** SET PROBLEM A **
Which flags does the CFLAGS setting in the macOS compiler-settings text pass?
** SET PROBLEM B **
Copy the stretch of the macOS compiler-settings text from "Tcl/Tk extension BWidget" through "and CXX20 variants.", swapping "compilers" for "toolchains".

Tcl/Tk extension BWidget used to be distributed with R but no longer is; Tktable has been distributed with most versions of R (but not 4.0.0 and not arm64 builds of 4.1.0 or 4.1.1).

The default compilers specified are shown in file /Library/Frameworks/R.framework/Resources/etc/Makeconf. At the time of writing those settings assumed that the C, Fortran and C++ compilers were on the path (see macOS). The settings can be changed, either by editing that file or in a file such as ~/.R/Makevars (see the next section). Entries which may need to be changed include CC, CXX, FC, FLIBS and the corresponding flags, and perhaps CXXCPP, DYLIB_LD, MAIN_LD, SHLIB_CXXLD and SHLIB_LD, as well as their CXX11, CXX14, CXX17 and CXX20 variants.

So for example you could select a specific LLVM clang for both C and C++ with extensive checking by having in ~/.R/Makevars

CC = /usr/local/clang/bin/clang -isysroot
  /Library/Developer/CommandLineTools/SDKs/MacOSX.sdk
CXX = /usr/local/clang/bin/clang++ -isysroot
  /Library/Developer/CommandLineTools/SDKs/MacOSX.sdk
CXX11 = $CXX
CXX14 = $CXX
CXX17 = $CXX
CXX20 = $CXX
CFLAGS = -g -O2 -Wall -pedantic -Wconversion -Wno-sign-conversion
CXXFLAGS = -g -O2 -Wall -pedantic -Wconversion -Wno-sign-conversion
CXX11FLAGS = $CXXFLAGS
CXX14FLAGS = $CXXFLAGS
CXX17FLAGS = $CXXFLAGS
CXX20FLAGS = $CXXFLAGS

(long lines split for the manual only) and for the current macOS distribution of gfortran at https://mac.r-project.org/tools/

FC = /opt/gfortran/bin/gfortran
(arm64)
FLIBS =  -L/opt/gfortran/lib/gcc/aarch64-apple-darwin20.0/12.2.0
  -L/opt/gfortran/lib -lgfortran -lemutls_w -lquadmath
(Intel)
FLIBS =  -L/opt/gfortran/lib/gcc/x86_64-apple-darwin20.0/12.2.0
  -L/opt/gfortran/lib -lgfortran -lquadmath

(line broken here for the manual only).

** STORED DATA **
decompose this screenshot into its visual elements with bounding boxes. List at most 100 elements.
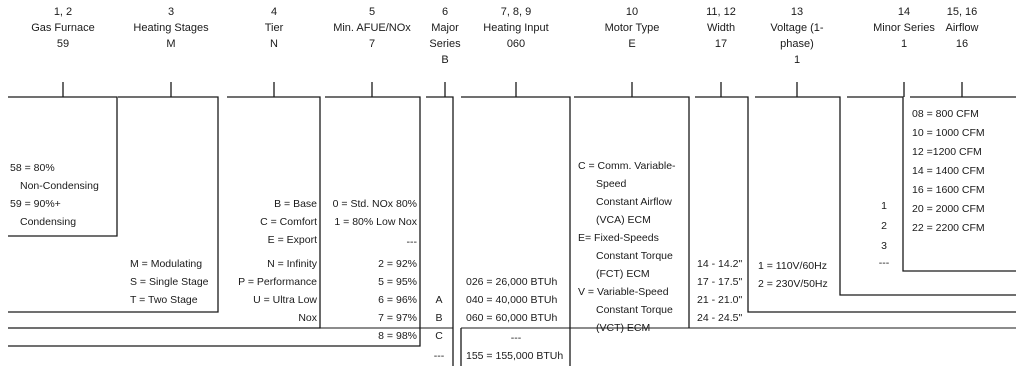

** COMPLETE ANSWER A **
-g, -O2, -Wall, -pedantic, -Wconversion, -Wno-sign-conversion

** COMPLETE ANSWER B **
Tcl/Tk extension BWidget used to be distributed with R but no longer is; Tktable has been distributed with most versions of R (but not 4.0.0 and not arm64 builds of 4.1.0 or 4.1.1).

The default toolchains specified are shown in file /Library/Frameworks/R.framework/Resources/etc/Makeconf. At the time of writing those settings assumed that the C, Fortran and C++ toolchains were on the path (see macOS). The settings can be changed, either by editing that file or in a file such as ~/.R/Makevars (see the next section). Entries which may need to be changed include CC, CXX, FC, FLIBS and the corresponding flags, and perhaps CXXCPP, DYLIB_LD, MAIN_LD, SHLIB_CXXLD and SHLIB_LD, as well as their CXX11, CXX14, CXX17 and CXX20 variants.